▶ [SOURCE TEXT]:
- Association: RFET
- Captain: David Ferrer
- ITF ranking: 3 (6 December 2021)
- Highest ITF ranking: 1 (27 September 2004)
- Colors: Red & Yellow
- First year: 1921
- Years played: 85
- Ties played (W–L): 213 (135–78)
- Years in World Group: 34 (46–28)
- Davis Cup titles: 6 (2000, 2004, 2008, 2009, 2011, 2019)
- Runners-up: 5 (1965, 1967, 2003, 2012, 2025)
- Most total wins: Manuel Santana (92–28)
- Most singles wins: Manuel Santana (69–17)
- Most doubles wins: Manuel Santana (23–11)
- Best doubles team: José Luis Arilla / Manuel Santana (15–7)
- Most ties played: Manuel Santana (46)
- Most years played: Feliciano López (15)

= Spain Davis Cup team =

Davis Cup team representing Spain

The Spain men's national tennis team has represented Spain internationally since 1920. Organised by the Real Federación Española de Tenis (RFET), it is one of the 50 members of International Tennis Federation's European association (Tennis Europe).

Spain has won the Davis Cup six times (2000, 2004, 2008, 2009, 2011, 2019), and finished as runner-up five times (1965, 1967, 2003, 2012, 2025), which makes it historically one of the most powerful countries in the tennis world.

Spain has competed in the World Group created in 1981, for 32 years. From 1997 to 2014, competed for 18 consecutive years, returning in 2017, after winning the World Group playoffs the previous year.

==History==
Spain competed in its first Davis Cup in 1921 but didn't reach the final round until 1965, when the team led by Jaime Bartrolí lost to Australia. They reached the final again two years later but though they had great players such as Manuel Santana and Manuel Orantes, Spain lost against Roy Emerson and company again.

▶ [DIRECTIVES]:
**1)** List every year in which, according to the text on the Spain Davis Cup team, Spain won the Davis Cup.
**2)** Summarize the Spain Davis Cup team text in two sentences.

Stored entries
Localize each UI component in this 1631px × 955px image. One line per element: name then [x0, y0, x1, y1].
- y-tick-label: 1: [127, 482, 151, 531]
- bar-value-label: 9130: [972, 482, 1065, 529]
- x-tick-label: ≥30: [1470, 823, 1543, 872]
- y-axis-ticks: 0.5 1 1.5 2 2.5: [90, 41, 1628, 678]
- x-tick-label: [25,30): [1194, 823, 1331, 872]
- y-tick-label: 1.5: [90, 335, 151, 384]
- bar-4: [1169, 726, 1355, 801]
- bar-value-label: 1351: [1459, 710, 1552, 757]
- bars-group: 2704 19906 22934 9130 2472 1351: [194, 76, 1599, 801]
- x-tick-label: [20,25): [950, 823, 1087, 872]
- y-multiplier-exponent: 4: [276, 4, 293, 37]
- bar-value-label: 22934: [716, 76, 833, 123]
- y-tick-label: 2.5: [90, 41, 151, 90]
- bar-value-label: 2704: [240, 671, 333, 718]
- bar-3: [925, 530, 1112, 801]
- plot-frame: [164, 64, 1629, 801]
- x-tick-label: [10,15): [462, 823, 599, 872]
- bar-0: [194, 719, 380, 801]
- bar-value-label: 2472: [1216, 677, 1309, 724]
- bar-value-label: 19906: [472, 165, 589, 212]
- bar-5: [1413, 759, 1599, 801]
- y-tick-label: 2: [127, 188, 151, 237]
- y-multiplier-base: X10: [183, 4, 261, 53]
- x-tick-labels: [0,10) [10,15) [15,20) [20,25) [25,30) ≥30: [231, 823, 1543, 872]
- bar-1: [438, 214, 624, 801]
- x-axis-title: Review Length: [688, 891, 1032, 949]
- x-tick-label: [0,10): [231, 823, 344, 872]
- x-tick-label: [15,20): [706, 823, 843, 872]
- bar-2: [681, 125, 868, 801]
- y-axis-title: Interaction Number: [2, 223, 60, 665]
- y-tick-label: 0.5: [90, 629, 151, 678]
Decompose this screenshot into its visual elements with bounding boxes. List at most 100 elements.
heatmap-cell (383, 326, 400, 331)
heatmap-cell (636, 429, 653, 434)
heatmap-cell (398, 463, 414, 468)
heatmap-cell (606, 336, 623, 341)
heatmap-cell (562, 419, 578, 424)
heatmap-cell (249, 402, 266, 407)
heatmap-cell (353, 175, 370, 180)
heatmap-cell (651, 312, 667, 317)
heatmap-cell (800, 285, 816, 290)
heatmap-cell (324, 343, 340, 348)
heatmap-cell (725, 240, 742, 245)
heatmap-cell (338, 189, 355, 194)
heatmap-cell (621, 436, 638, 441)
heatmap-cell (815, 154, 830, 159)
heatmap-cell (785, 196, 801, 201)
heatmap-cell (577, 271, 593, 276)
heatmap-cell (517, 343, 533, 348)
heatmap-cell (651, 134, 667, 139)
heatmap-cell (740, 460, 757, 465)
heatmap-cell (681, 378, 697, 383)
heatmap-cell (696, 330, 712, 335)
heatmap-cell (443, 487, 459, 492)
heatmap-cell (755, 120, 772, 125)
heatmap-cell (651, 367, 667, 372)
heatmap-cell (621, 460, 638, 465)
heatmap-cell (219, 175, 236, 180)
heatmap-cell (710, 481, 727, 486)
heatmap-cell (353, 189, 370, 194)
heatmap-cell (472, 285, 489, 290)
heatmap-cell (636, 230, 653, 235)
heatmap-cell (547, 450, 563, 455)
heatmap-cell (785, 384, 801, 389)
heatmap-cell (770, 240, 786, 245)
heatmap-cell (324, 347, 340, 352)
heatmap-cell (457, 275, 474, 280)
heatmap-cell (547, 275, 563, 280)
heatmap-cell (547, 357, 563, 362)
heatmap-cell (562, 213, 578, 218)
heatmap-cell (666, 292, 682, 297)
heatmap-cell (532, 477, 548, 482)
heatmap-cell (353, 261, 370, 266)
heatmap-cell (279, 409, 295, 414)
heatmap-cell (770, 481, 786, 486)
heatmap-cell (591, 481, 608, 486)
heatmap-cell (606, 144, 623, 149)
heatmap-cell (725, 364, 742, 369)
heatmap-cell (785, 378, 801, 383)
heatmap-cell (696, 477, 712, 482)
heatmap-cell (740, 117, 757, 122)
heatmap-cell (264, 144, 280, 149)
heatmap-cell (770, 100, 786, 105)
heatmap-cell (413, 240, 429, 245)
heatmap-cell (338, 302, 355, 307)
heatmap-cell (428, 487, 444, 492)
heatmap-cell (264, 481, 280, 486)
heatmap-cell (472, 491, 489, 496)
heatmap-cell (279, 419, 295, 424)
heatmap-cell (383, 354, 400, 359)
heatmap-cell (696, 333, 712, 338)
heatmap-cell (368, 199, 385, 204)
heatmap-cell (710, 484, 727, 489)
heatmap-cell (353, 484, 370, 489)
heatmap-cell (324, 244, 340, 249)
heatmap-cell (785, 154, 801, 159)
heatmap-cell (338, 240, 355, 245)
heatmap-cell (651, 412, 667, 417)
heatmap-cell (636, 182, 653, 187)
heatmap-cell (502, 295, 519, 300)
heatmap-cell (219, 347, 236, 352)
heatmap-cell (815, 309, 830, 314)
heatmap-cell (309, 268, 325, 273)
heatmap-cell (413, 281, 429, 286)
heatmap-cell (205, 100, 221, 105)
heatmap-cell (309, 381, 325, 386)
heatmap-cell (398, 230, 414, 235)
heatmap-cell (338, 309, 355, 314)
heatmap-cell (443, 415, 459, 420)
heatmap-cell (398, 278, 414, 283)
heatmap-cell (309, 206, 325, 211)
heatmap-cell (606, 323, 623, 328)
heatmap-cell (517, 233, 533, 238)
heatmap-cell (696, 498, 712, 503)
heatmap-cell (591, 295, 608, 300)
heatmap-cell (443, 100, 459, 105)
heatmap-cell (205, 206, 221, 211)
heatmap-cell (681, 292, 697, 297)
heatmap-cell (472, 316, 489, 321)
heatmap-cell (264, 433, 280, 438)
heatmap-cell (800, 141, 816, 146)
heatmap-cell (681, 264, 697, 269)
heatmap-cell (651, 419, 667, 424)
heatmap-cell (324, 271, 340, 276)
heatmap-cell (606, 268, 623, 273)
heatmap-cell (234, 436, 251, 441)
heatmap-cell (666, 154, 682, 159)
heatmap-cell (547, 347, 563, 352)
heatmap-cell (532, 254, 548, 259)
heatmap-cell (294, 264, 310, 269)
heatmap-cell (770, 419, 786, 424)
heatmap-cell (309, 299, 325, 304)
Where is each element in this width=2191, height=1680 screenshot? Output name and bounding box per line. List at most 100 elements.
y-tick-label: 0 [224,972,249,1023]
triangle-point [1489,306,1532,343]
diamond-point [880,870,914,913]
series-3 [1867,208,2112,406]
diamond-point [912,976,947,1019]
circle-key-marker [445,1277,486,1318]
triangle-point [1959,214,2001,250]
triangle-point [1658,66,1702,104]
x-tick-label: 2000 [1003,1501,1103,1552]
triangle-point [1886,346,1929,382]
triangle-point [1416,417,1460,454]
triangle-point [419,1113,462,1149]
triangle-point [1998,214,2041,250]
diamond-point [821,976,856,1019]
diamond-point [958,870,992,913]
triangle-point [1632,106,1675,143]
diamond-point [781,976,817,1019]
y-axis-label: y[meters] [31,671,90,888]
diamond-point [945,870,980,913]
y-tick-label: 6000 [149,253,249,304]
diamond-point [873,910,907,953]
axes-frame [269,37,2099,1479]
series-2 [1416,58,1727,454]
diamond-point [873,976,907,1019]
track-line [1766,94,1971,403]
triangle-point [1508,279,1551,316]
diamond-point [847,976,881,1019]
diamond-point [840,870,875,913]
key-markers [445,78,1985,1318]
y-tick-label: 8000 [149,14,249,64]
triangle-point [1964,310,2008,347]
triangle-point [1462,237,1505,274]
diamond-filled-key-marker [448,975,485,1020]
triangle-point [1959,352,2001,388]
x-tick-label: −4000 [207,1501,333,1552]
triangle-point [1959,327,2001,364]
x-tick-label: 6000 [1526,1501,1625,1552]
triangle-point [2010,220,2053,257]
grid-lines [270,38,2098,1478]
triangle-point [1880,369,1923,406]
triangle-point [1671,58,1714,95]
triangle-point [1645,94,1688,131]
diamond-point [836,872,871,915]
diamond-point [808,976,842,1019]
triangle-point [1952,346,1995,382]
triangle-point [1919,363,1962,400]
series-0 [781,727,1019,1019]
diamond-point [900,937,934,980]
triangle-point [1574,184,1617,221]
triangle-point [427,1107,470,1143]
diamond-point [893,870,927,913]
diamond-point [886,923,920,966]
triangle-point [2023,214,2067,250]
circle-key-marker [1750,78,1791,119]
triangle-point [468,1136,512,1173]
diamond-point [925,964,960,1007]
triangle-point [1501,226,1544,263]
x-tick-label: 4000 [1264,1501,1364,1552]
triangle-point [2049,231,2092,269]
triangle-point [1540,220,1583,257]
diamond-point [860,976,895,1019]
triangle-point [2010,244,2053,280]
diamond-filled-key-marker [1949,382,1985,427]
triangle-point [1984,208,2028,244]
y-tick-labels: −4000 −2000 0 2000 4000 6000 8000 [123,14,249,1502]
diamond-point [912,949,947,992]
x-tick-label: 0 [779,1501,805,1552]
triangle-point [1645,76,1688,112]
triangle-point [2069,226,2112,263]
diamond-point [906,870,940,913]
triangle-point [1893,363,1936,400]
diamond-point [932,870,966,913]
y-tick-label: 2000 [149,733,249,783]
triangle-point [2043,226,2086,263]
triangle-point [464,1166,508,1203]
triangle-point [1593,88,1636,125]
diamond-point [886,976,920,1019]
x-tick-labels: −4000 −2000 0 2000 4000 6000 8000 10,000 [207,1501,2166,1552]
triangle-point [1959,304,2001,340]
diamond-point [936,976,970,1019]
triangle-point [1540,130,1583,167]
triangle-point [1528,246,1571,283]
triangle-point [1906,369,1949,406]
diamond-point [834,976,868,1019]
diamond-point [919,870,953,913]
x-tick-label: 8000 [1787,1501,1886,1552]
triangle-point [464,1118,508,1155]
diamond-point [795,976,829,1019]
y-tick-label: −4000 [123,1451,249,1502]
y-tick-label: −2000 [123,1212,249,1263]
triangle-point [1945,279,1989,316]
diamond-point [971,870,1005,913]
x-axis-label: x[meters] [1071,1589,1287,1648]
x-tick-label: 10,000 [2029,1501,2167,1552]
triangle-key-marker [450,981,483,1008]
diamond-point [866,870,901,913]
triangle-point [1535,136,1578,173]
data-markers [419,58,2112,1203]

▶ [FINAL ANSWERS]:
**1)** 2000, 2004, 2008, 2009, 2011, 2019

**2)** The Spain men's national tennis team is organized by the Real Federación Española de Tenis and belongs to Tennis Europe, and it has won the Davis Cup six times and finished as runner-up five times. It first reached the final round in 1965, when it lost to Australia, and it lost again in the final two years later despite having players such as Manuel Santana and Manuel Orantes.